**Set task**. Transcribe each line exactly.

**Input records**.
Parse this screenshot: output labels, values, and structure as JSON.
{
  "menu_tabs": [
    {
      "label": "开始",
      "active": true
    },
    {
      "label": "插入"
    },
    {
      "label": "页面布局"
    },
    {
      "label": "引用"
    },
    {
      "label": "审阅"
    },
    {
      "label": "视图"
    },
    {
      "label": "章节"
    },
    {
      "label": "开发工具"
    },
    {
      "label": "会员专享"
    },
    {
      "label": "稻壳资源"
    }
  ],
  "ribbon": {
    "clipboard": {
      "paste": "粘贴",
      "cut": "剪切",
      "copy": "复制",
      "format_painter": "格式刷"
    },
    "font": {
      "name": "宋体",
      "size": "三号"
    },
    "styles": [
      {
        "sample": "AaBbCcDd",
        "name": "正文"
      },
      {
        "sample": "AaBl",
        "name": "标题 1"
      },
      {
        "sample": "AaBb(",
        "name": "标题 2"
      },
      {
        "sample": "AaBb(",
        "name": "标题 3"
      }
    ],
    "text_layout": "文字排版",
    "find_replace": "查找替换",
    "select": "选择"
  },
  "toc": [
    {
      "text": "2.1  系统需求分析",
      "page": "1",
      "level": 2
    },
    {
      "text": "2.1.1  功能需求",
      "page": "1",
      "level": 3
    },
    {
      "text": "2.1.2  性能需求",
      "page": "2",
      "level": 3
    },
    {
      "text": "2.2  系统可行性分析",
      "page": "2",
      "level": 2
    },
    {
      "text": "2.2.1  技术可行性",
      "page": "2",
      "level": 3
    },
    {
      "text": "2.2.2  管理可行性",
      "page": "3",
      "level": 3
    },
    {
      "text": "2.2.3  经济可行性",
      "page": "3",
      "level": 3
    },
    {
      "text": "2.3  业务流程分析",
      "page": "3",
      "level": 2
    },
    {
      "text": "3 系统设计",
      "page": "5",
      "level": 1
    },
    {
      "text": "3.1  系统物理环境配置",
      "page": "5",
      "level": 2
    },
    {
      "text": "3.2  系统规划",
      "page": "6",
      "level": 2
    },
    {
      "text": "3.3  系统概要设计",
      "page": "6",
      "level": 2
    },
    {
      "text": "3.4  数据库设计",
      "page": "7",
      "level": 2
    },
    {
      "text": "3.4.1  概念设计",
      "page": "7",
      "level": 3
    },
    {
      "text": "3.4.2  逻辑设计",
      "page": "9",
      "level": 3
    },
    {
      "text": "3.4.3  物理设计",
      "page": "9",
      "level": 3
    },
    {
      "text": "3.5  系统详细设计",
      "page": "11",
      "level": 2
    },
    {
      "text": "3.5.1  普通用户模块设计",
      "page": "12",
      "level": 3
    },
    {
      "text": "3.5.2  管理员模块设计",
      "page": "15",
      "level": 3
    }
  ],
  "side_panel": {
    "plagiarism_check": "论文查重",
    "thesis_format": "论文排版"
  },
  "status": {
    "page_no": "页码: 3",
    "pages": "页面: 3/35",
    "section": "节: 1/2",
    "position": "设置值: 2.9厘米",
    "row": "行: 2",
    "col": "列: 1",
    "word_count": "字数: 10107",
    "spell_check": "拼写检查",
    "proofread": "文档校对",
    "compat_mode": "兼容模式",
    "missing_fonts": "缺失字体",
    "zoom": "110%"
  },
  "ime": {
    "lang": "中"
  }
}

**Completed exercise**.
Parse this screenshot: output labels, values, and structure as JSON.
{
  "menu_tabs": [
    {
      "label": "开始",
      "active": true
    },
    {
      "label": "插入"
    },
    {
      "label": "页面布局"
    },
    {
      "label": "引用"
    },
    {
      "label": "审阅"
    },
    {
      "label": "视图"
    },
    {
      "label": "章节"
    },
    {
      "label": "开发工具"
    },
    {
      "label": "会员专享"
    },
    {
      "label": "稻壳资源"
    }
  ],
  "ribbon": {
    "clipboard": {
      "paste": "粘贴",
      "cut": "剪切",
      "copy": "复制",
      "format_painter": "格式刷"
    },
    "font": {
      "name": "宋体",
      "size": "三号"
    },
    "styles": [
      {
        "sample": "AaBbCcDd",
        "name": "正文"
      },
      {
        "sample": "AaBl",
        "name": "标题 1"
      },
      {
        "sample": "AaBb(",
        "name": "标题 2"
      },
      {
        "sample": "AaBb(",
        "name": "标题 3"
      }
    ],
    "text_layout": "文字排版",
    "find_replace": "查找替换",
    "select": "选择"
  },
  "toc": [
    {
      "text": "2.1  系统需求分析",
      "page": "1",
      "level": 2
    },
    {
      "text": "2.1.1  功能需求",
      "page": "1",
      "level": 3
    },
    {
      "text": "2.1.2  性能需求",
      "page": "2",
      "level": 3
    },
    {
      "text": "2.2  系统可行性分析",
      "page": "2",
      "level": 2
    },
    {
      "text": "2.2.1  技术可行性",
      "page": "2",
      "level": 3
    },
    {
      "text": "2.2.2  管理可行性",
      "page": "3",
      "level": 3
    },
    {
      "text": "2.2.3  经济可行性",
      "page": "3",
      "level": 3
    },
    {
      "text": "2.3  业务流程分析",
      "page": "3",
      "level": 2
    },
    {
      "text": "3 系统设计",
      "page": "5",
      "level": 1
    },
    {
      "text": "3.1  系统物理环境配置",
      "page": "5",
      "level": 2
    },
    {
      "text": "3.2  系统规划",
      "page": "6",
      "level": 2
    },
    {
      "text": "3.3  系统概要设计",
      "page": "6",
      "level": 2
    },
    {
      "text": "3.4  数据库设计",
      "page": "7",
      "level": 2
    },
    {
      "text": "3.4.1  概念设计",
      "page": "7",
      "level": 3
    },
    {
      "text": "3.4.2  逻辑设计",
      "page": "9",
      "level": 3
    },
    {
      "text": "3.4.3  物理设计",
      "page": "9",
      "level": 3
    },
    {
      "text": "3.5  系统详细设计",
      "page": "11",
      "level": 2
    },
    {
      "text": "3.5.1  普通用户模块设计",
      "page": "12",
      "level": 3
    },
    {
      "text": "3.5.2  管理员模块设计",
      "page": "15",
      "level": 3
    }
  ],
  "side_panel": {
    "plagiarism_check": "论文查重",
    "thesis_format": "论文排版"
  },
  "status": {
    "page_no": "页码: 3",
    "pages": "页面: 3/35",
    "section": "节: 1/2",
    "position": "设置值: 2.9厘米",
    "row": "行: 2",
    "col": "列: 1",
    "word_count": "字数: 10107",
    "spell_check": "拼写检查",
    "proofread": "文档校对",
    "compat_mode": "兼容模式",
    "missing_fonts": "缺失字体",
    "zoom": "110%"
  },
  "ime": {
    "lang": "中"
  }
}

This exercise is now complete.